### [The exercise]
Read the listing below and copy out every line that holds "screenshot".

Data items
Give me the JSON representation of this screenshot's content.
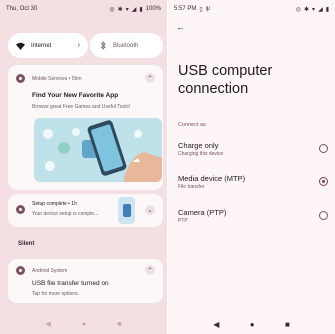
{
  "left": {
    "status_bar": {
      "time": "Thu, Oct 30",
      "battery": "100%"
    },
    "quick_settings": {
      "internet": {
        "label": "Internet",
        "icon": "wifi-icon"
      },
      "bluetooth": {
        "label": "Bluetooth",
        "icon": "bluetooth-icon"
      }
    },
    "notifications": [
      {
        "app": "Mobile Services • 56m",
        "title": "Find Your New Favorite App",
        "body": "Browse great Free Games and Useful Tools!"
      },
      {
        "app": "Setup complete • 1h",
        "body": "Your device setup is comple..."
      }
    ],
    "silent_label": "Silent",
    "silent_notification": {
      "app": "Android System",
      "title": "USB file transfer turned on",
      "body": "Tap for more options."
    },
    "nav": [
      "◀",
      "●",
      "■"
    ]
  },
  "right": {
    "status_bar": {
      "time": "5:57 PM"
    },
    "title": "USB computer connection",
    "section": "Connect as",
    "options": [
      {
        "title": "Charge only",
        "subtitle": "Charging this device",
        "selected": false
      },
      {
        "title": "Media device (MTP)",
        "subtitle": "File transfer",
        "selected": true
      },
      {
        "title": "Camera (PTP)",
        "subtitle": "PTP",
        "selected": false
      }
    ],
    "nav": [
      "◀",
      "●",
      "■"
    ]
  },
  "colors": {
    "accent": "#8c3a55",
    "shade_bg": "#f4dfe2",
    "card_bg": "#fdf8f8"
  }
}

==

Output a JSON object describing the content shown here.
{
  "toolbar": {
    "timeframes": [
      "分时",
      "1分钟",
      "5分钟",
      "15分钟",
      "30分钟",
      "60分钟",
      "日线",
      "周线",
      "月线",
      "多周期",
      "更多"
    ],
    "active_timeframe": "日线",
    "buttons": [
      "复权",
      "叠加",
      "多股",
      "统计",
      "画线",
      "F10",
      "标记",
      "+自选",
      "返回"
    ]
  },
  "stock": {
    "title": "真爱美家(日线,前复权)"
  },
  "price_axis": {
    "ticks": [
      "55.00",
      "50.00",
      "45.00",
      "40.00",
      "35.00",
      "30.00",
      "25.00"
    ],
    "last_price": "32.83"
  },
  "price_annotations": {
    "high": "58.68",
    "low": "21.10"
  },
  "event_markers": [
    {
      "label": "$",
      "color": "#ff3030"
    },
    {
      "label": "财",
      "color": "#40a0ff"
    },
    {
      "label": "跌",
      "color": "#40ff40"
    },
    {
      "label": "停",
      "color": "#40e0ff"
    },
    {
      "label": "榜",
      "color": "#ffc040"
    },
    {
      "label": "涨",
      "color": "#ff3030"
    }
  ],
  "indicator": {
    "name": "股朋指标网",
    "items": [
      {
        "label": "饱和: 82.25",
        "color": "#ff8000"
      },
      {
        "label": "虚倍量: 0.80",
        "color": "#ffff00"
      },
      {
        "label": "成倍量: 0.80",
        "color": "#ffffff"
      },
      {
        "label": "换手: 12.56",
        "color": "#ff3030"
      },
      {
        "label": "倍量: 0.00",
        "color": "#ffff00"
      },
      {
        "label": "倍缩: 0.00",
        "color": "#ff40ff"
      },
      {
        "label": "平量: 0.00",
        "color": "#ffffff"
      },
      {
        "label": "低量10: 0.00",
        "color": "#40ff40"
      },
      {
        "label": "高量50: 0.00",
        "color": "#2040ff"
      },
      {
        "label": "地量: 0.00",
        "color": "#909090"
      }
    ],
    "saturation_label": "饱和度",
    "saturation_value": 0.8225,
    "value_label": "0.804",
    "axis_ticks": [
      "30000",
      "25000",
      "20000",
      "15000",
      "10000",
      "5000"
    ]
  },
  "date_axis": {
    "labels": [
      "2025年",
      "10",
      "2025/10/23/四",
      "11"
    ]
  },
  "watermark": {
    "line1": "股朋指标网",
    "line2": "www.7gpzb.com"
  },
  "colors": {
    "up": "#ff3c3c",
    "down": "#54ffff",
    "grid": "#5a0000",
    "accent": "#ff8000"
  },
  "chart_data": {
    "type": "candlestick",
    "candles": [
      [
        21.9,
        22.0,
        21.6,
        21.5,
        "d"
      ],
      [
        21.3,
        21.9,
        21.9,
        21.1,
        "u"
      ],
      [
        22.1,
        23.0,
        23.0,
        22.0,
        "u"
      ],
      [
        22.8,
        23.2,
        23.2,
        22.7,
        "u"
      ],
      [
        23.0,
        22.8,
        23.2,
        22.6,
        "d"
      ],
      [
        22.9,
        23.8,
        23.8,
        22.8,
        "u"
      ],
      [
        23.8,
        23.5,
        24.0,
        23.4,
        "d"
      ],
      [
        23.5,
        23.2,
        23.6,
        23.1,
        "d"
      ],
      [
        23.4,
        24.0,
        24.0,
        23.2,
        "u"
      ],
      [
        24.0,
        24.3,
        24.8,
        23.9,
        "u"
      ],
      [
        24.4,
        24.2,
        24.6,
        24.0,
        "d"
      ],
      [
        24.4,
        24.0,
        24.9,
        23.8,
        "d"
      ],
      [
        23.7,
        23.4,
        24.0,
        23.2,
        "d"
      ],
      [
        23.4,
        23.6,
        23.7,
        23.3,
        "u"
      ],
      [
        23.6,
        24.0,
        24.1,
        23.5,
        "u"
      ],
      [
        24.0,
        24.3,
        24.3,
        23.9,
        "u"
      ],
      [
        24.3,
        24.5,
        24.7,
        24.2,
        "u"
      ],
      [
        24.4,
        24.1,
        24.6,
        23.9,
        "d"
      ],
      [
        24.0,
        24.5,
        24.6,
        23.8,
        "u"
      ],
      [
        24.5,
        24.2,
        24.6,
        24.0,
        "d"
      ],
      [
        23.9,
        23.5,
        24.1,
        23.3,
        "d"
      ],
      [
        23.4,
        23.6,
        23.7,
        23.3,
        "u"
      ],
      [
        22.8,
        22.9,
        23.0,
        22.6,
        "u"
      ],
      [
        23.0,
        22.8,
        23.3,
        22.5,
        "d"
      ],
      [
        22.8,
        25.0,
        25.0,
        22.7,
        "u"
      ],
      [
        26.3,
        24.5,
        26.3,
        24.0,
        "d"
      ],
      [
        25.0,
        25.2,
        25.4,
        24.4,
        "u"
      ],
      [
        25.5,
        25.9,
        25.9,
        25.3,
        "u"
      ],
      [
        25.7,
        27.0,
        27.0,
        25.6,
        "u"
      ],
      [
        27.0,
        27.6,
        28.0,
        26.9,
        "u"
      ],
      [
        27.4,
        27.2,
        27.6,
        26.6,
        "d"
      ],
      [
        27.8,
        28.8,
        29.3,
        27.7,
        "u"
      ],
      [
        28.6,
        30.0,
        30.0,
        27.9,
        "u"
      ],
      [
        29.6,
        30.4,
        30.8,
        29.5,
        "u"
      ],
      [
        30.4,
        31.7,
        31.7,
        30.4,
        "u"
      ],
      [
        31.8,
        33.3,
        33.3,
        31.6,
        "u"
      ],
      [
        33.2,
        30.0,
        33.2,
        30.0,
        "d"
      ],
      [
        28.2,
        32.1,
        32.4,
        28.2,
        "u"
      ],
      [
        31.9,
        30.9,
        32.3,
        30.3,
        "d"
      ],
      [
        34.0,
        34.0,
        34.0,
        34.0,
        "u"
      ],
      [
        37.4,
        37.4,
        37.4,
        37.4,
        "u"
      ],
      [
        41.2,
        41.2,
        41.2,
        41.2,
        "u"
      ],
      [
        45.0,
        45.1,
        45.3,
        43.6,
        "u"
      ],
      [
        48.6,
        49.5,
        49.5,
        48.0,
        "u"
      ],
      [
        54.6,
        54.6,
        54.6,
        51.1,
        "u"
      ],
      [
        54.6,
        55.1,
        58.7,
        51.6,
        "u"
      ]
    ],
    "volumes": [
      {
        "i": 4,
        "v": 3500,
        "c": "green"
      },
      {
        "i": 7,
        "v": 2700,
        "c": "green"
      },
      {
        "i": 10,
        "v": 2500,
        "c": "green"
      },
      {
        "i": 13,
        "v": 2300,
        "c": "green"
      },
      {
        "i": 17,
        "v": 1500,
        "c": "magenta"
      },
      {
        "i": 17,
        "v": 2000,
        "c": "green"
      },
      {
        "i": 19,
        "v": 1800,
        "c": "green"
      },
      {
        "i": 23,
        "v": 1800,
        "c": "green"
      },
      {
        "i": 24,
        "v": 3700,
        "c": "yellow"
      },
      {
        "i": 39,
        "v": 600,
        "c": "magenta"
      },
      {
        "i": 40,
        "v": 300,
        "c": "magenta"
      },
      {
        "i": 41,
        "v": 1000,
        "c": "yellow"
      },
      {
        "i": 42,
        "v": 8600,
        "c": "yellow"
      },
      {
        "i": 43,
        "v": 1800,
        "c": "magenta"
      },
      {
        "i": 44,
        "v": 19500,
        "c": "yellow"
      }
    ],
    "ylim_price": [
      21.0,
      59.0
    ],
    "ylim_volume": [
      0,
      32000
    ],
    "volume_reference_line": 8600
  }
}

--

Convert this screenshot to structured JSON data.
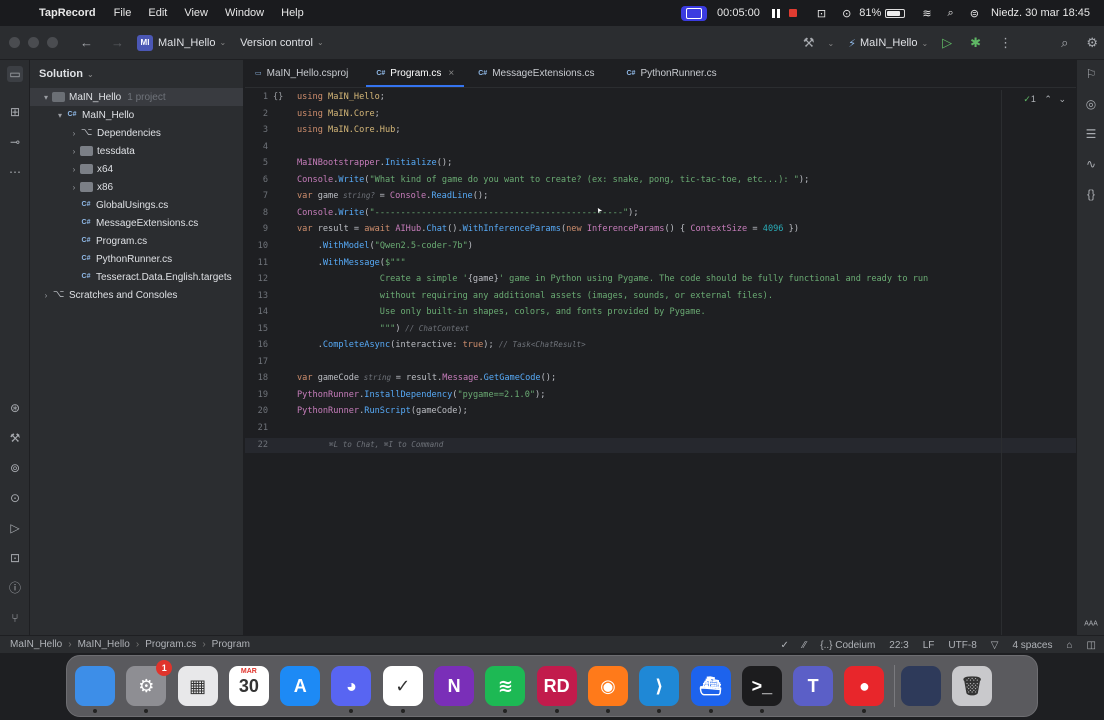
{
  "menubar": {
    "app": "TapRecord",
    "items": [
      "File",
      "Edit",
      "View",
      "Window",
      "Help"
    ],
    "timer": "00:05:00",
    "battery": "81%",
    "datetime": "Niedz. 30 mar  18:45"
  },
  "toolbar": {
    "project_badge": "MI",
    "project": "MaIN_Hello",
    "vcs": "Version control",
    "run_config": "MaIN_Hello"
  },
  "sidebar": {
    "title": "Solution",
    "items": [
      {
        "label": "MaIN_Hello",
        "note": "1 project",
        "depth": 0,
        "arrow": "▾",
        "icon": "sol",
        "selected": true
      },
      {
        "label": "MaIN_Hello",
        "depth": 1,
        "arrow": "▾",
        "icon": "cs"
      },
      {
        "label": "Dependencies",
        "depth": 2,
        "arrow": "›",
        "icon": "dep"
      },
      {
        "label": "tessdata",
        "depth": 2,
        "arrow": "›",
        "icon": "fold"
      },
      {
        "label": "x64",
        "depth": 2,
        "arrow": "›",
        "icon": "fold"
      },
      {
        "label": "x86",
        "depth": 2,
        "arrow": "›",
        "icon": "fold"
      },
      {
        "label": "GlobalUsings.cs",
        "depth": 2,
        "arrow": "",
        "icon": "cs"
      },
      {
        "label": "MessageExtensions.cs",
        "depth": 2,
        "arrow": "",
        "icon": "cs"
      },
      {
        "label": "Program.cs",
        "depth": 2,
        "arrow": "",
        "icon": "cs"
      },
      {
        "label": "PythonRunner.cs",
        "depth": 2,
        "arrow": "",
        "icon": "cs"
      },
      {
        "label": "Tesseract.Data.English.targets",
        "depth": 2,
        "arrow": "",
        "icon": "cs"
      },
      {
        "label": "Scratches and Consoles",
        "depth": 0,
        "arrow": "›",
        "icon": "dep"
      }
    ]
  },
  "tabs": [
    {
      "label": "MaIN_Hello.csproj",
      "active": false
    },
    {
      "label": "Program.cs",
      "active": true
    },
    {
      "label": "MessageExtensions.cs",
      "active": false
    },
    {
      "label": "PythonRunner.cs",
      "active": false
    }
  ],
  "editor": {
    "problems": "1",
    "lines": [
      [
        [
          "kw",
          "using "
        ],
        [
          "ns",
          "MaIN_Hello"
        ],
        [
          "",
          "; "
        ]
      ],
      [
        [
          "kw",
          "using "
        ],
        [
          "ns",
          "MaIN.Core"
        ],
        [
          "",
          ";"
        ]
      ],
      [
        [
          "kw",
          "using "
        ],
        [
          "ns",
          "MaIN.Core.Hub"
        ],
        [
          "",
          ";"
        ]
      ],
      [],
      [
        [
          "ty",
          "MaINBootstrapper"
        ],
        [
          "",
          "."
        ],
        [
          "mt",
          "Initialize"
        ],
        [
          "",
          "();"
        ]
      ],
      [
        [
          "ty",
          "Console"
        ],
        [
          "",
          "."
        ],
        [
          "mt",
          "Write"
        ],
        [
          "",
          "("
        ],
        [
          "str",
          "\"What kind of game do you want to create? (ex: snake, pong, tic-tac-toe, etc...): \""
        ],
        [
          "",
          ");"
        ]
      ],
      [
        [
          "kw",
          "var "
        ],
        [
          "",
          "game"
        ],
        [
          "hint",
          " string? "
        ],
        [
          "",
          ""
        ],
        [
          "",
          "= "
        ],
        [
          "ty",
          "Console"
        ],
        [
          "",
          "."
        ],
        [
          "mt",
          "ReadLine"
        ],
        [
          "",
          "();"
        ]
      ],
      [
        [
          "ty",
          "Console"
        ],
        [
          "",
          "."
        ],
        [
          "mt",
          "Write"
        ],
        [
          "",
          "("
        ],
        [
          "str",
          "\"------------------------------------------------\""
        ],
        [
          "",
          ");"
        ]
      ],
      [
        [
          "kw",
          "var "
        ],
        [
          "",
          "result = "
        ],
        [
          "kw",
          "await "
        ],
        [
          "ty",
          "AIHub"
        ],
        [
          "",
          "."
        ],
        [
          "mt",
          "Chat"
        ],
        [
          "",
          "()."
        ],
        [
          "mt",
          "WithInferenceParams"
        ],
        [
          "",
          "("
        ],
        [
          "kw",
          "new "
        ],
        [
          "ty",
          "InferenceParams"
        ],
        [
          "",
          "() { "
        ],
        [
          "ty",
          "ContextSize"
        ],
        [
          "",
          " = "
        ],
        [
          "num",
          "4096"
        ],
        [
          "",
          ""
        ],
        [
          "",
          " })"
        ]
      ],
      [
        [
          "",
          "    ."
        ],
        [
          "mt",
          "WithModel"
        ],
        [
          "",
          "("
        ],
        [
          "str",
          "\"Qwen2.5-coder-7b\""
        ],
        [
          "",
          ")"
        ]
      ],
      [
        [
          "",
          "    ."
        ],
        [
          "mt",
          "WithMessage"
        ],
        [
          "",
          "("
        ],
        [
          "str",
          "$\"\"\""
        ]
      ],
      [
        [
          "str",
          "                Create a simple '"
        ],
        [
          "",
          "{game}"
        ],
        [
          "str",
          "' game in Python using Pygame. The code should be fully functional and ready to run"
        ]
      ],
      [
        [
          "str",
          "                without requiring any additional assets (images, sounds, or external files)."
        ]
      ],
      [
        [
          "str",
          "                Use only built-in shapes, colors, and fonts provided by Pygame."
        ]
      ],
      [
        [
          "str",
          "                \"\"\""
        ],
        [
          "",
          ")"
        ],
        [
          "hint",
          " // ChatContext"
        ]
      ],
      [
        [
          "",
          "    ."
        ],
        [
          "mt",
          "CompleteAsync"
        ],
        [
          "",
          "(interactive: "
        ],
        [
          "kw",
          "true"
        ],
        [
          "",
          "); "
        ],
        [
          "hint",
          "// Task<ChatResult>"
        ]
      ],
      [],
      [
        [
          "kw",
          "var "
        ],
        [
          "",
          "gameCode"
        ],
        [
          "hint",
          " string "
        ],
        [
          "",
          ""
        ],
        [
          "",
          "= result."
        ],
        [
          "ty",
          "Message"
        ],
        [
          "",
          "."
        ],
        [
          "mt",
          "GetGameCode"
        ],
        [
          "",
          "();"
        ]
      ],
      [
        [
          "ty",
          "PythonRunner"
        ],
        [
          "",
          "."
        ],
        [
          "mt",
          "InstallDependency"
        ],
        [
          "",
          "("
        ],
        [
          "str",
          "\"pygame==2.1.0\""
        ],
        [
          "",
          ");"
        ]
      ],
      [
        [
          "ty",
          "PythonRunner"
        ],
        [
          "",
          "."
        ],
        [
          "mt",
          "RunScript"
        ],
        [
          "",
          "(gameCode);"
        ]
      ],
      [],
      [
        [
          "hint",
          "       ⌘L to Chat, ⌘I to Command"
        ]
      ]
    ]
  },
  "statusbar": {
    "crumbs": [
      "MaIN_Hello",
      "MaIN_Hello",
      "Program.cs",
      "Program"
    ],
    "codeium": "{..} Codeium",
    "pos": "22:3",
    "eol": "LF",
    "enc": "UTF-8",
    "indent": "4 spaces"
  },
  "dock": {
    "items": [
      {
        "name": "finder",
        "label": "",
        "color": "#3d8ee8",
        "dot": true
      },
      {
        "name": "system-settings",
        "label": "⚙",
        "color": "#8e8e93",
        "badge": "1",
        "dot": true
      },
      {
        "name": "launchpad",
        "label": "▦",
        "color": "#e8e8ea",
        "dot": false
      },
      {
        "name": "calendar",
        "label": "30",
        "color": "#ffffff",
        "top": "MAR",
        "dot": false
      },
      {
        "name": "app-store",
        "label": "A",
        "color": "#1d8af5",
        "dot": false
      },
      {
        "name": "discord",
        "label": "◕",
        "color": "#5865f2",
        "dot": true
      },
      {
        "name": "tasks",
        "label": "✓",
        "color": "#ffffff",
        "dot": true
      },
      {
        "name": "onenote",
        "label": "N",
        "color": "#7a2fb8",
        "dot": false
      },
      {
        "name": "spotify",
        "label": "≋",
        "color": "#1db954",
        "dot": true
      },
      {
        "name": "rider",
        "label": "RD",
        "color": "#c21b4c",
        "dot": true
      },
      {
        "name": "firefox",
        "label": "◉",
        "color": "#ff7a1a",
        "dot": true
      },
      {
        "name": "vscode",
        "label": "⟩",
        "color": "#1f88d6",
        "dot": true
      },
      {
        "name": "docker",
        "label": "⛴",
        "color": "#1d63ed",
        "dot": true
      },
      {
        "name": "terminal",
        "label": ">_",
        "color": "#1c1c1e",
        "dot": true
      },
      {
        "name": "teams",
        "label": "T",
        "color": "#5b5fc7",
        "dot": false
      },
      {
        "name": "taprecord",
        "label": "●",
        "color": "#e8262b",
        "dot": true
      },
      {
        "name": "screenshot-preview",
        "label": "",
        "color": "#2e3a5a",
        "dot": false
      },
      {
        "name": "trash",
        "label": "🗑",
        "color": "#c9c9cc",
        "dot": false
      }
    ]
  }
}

### [Solution to this exercise]
Give me the JSON representation of this screenshot's content.
Convert this screenshot to structured JSON data.
        "name": "screenshot-preview",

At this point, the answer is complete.